TASK 1: Retype the listing from its first line through the line that contains "bar — [250, 333, 262, 353]", keeping both of those lines and every line between them unchanged.

DOCUMENT SEGMENT:
Like any service-based industry, it’s easy to have an “hours-in, deliverables-out” mentality. We all have goals to hit with limited time, and marketing consultants often default to measuring through channel-specific clicks, traffic, and keywords.
But here’s the problem—users don’t care about channels and keywords (and neither do CEOs, to be honest). These people care about problems and solutions!
So, what would happen if you were to break down these traditional marketing channel silos, integrating data insights from SEO, PPC and analytics to better identify with the true user experience? If you were lucky enough to catch Wil Reynold’s MozCon 2018 presentation, you can understand how this one question has completely revolutionized the way we think about digital marketing.
So, let’s catch you up on what you missed!
Here are five ways to act on channel-agnostic thinking, starting with data you probably already have at your fingertips!

EXTRACTED INFORMATION:
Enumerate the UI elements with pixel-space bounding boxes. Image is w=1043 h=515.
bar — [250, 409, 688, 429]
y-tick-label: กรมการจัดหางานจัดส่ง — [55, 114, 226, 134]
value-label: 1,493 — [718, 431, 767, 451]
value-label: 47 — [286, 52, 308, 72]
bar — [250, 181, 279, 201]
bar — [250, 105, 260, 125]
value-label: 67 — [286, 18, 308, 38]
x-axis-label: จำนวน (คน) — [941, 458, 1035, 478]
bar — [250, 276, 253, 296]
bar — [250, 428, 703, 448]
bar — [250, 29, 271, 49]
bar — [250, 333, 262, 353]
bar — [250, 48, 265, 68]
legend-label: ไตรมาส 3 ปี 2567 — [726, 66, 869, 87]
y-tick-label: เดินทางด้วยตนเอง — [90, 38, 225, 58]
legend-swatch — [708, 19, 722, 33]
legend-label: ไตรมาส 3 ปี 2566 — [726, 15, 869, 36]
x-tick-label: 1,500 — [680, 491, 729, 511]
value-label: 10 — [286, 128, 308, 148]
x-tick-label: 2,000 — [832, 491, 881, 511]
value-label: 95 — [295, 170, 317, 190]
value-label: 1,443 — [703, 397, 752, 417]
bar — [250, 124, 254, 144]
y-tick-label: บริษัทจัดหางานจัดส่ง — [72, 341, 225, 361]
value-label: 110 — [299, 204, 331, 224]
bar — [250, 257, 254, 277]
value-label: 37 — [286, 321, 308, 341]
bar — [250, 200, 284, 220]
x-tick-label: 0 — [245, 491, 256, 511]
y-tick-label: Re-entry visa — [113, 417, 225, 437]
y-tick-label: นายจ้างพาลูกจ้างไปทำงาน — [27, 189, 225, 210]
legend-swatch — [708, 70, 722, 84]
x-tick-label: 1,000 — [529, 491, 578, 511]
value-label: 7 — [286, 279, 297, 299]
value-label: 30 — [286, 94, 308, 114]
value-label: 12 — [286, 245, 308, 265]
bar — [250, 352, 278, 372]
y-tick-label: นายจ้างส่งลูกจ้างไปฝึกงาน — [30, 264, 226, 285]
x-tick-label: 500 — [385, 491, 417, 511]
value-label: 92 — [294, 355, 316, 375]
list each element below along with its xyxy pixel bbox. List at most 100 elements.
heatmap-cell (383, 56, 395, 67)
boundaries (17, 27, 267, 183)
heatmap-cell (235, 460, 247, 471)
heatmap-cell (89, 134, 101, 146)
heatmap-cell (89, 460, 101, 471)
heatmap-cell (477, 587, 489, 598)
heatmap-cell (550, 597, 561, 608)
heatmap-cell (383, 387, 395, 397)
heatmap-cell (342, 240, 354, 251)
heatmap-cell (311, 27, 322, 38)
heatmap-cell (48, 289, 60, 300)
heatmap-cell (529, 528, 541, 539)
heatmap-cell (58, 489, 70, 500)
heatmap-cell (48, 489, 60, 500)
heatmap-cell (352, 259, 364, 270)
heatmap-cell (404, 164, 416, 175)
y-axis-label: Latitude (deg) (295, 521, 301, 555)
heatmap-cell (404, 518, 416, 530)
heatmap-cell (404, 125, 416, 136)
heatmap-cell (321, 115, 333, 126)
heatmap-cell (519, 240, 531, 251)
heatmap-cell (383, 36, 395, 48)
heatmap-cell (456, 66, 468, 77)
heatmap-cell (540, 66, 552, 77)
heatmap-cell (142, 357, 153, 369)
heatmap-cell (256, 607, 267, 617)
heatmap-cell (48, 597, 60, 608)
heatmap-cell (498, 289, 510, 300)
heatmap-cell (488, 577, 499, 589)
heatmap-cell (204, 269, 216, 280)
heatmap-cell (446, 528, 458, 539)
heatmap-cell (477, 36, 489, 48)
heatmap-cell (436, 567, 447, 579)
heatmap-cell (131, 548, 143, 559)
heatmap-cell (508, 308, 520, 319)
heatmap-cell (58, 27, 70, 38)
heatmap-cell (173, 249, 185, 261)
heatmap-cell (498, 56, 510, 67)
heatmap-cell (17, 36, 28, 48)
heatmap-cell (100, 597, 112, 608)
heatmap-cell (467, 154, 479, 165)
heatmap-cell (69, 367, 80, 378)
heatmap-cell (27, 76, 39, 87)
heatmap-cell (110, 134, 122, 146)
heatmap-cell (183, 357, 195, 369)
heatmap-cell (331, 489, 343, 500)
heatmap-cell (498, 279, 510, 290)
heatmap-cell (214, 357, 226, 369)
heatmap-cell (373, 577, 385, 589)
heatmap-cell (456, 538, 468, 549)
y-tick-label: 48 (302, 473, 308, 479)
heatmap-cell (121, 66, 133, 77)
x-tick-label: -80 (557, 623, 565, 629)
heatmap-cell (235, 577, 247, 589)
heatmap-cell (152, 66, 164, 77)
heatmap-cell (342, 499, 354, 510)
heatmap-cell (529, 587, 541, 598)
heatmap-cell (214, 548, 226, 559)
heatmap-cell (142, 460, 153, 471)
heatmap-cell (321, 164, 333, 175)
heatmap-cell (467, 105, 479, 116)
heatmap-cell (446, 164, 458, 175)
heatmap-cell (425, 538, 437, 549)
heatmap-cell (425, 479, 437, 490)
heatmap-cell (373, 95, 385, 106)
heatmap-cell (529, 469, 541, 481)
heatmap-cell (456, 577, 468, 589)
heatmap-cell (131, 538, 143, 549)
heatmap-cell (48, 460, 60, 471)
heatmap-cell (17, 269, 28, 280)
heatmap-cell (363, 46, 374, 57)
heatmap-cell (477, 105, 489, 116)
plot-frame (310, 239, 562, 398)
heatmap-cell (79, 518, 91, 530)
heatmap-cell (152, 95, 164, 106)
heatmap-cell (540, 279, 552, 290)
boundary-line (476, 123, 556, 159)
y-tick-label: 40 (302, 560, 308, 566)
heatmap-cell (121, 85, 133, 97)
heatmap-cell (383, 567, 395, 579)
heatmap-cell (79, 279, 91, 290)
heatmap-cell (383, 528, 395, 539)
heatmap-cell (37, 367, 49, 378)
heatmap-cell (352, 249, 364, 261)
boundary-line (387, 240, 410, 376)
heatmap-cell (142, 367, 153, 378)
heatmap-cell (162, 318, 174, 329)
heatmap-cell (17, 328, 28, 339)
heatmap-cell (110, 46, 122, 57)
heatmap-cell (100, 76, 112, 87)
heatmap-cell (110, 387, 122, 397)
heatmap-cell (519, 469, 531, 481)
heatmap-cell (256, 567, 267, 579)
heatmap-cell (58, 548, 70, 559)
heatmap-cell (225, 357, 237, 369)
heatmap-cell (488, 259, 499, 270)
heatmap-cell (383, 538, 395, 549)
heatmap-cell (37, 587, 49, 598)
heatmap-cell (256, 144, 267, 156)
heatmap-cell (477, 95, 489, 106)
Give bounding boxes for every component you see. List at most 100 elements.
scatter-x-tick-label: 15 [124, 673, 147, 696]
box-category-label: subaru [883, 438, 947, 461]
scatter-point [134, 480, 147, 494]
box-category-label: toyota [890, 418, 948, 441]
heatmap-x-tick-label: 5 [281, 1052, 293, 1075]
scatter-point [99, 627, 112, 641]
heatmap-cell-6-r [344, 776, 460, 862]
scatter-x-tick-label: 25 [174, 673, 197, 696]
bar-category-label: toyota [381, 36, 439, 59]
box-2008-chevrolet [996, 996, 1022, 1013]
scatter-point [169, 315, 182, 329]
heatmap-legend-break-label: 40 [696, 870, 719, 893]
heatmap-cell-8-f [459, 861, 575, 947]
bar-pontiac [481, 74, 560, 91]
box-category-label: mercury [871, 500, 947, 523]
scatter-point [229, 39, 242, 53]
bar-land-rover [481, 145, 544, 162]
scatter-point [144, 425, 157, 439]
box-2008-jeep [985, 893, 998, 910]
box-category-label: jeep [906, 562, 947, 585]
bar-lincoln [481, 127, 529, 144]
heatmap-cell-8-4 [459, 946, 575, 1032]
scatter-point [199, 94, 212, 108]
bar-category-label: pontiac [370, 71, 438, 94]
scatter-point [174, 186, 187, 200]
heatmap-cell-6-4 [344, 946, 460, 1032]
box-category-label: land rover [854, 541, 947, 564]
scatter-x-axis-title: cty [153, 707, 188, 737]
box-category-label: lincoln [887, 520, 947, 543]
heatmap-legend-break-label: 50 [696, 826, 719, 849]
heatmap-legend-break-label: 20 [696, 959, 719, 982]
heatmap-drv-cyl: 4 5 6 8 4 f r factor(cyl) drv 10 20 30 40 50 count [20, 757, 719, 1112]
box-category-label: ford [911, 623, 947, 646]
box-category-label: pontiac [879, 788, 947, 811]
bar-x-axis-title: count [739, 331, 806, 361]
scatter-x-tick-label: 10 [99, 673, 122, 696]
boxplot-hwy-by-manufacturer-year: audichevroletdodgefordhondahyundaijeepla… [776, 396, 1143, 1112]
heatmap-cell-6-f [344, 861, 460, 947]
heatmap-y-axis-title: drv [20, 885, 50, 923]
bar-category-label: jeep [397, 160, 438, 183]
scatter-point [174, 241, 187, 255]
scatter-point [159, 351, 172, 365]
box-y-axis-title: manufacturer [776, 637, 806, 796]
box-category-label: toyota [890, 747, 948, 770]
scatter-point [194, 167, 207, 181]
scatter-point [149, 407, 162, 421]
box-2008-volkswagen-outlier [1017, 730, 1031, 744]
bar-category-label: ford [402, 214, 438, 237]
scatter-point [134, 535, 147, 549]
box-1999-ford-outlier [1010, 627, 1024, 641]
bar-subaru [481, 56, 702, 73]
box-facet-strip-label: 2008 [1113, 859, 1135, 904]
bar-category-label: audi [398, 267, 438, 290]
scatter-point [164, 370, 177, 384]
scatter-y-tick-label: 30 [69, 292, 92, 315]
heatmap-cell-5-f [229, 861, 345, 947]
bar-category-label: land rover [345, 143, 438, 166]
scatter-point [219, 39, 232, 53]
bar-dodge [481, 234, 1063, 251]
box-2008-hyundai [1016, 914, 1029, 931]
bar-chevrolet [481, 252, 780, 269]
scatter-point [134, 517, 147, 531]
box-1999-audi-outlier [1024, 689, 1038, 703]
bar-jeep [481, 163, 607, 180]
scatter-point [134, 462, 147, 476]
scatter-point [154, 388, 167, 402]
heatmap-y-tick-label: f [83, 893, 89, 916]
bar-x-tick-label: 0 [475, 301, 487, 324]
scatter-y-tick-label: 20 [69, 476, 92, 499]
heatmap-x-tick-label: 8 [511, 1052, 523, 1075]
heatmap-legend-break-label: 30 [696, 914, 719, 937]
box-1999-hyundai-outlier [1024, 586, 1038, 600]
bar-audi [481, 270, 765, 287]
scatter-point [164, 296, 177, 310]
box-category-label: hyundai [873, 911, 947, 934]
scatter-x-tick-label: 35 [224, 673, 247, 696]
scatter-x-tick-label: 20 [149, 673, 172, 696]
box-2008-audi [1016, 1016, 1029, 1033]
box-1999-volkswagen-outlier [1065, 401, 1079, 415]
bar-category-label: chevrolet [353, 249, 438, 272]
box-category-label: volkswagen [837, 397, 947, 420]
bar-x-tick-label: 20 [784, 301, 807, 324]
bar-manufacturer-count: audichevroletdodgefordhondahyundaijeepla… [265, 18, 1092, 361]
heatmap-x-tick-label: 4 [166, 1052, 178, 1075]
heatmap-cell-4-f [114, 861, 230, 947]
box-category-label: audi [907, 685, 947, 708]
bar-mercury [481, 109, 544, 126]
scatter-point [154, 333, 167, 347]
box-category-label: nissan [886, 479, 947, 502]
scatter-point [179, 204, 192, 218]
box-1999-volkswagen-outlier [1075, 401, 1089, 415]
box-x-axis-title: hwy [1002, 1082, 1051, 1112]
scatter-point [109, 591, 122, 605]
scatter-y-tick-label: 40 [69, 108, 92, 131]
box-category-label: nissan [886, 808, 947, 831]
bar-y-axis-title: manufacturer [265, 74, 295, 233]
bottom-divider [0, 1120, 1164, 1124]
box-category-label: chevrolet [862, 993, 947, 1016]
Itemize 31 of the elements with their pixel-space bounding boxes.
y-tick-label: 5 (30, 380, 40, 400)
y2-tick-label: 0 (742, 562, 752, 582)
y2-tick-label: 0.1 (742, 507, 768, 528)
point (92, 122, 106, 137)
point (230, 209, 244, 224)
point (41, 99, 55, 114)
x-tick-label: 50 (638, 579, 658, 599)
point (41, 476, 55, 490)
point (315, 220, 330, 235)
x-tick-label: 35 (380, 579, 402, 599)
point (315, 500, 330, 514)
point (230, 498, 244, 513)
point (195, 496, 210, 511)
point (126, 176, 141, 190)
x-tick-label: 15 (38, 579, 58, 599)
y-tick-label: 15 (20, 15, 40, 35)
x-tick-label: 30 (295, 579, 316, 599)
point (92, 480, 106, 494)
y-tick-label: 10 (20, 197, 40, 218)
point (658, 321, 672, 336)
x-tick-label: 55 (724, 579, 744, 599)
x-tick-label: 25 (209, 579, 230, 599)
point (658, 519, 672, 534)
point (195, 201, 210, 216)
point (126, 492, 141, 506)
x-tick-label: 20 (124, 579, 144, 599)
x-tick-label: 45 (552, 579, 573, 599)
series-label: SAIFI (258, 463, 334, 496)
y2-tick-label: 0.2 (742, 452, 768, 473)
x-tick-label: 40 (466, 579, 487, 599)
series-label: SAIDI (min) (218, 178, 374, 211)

TASK 2: According to the article on channel-agnostic marketing, what do users care about instead of channels and keywords?

COMPLETE RESPONSE 1:
Enumerate the UI elements with pixel-space bounding boxes. Image is w=1043 h=515.
bar — [250, 409, 688, 429]
y-tick-label: กรมการจัดหางานจัดส่ง — [55, 114, 226, 134]
value-label: 1,493 — [718, 431, 767, 451]
value-label: 47 — [286, 52, 308, 72]
bar — [250, 181, 279, 201]
bar — [250, 105, 260, 125]
value-label: 67 — [286, 18, 308, 38]
x-axis-label: จำนวน (คน) — [941, 458, 1035, 478]
bar — [250, 276, 253, 296]
bar — [250, 428, 703, 448]
bar — [250, 29, 271, 49]
bar — [250, 333, 262, 353]

COMPLETE RESPONSE 2: Problems and solutions.